— START OF Data extract —

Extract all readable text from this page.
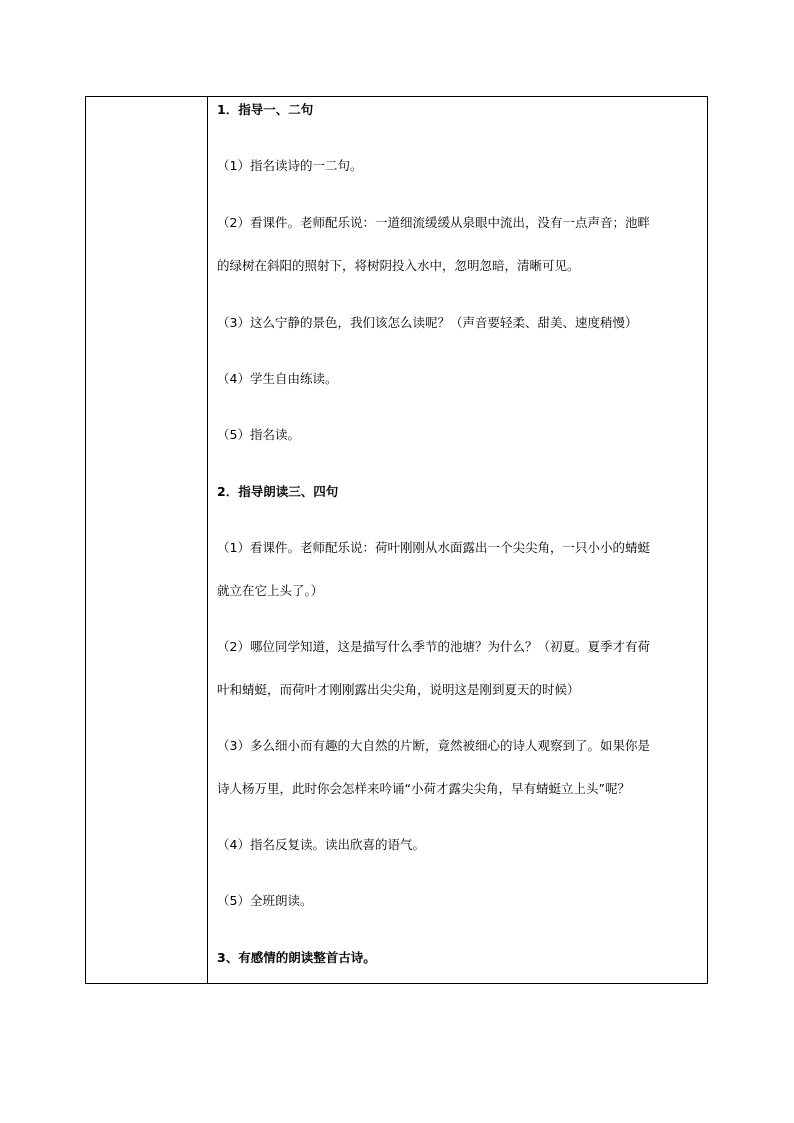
1．指导一、二句
（1）指名读诗的一二句。
（2）看课件。老师配乐说：一道细流缓缓从泉眼中流出，没有一点声音；池畔
的绿树在斜阳的照射下，将树阴投入水中，忽明忽暗，清晰可见。
（3）这么宁静的景色，我们该怎么读呢？（声音要轻柔、甜美、速度稍慢）
（4）学生自由练读。
（5）指名读。
2．指导朗读三、四句
（1）看课件。老师配乐说：荷叶刚刚从水面露出一个尖尖角，一只小小的蜻蜓
就立在它上头了。）
（2）哪位同学知道，这是描写什么季节的池塘？为什么？（初夏。夏季才有荷
叶和蜻蜓，而荷叶才刚刚露出尖尖角，说明这是刚到夏天的时候）
（3）多么细小而有趣的大自然的片断，竟然被细心的诗人观察到了。如果你是
诗人杨万里，此时你会怎样来吟诵“小荷才露尖尖角，早有蜻蜓立上头”呢？
（4）指名反复读。读出欣喜的语气。
（5）全班朗读。
3、有感情的朗读整首古诗。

— END OF Data extract —

Given exercise:
Restate the entire listing word for word, excluding pictures.

Response:
Extract all readable text from this page.
1．指导一、二句
（1）指名读诗的一二句。
（2）看课件。老师配乐说：一道细流缓缓从泉眼中流出，没有一点声音；池畔
的绿树在斜阳的照射下，将树阴投入水中，忽明忽暗，清晰可见。
（3）这么宁静的景色，我们该怎么读呢？（声音要轻柔、甜美、速度稍慢）
（4）学生自由练读。
（5）指名读。
2．指导朗读三、四句
（1）看课件。老师配乐说：荷叶刚刚从水面露出一个尖尖角，一只小小的蜻蜓
就立在它上头了。）
（2）哪位同学知道，这是描写什么季节的池塘？为什么？（初夏。夏季才有荷
叶和蜻蜓，而荷叶才刚刚露出尖尖角，说明这是刚到夏天的时候）
（3）多么细小而有趣的大自然的片断，竟然被细心的诗人观察到了。如果你是
诗人杨万里，此时你会怎样来吟诵“小荷才露尖尖角，早有蜻蜓立上头”呢？
（4）指名反复读。读出欣喜的语气。
（5）全班朗读。
3、有感情的朗读整首古诗。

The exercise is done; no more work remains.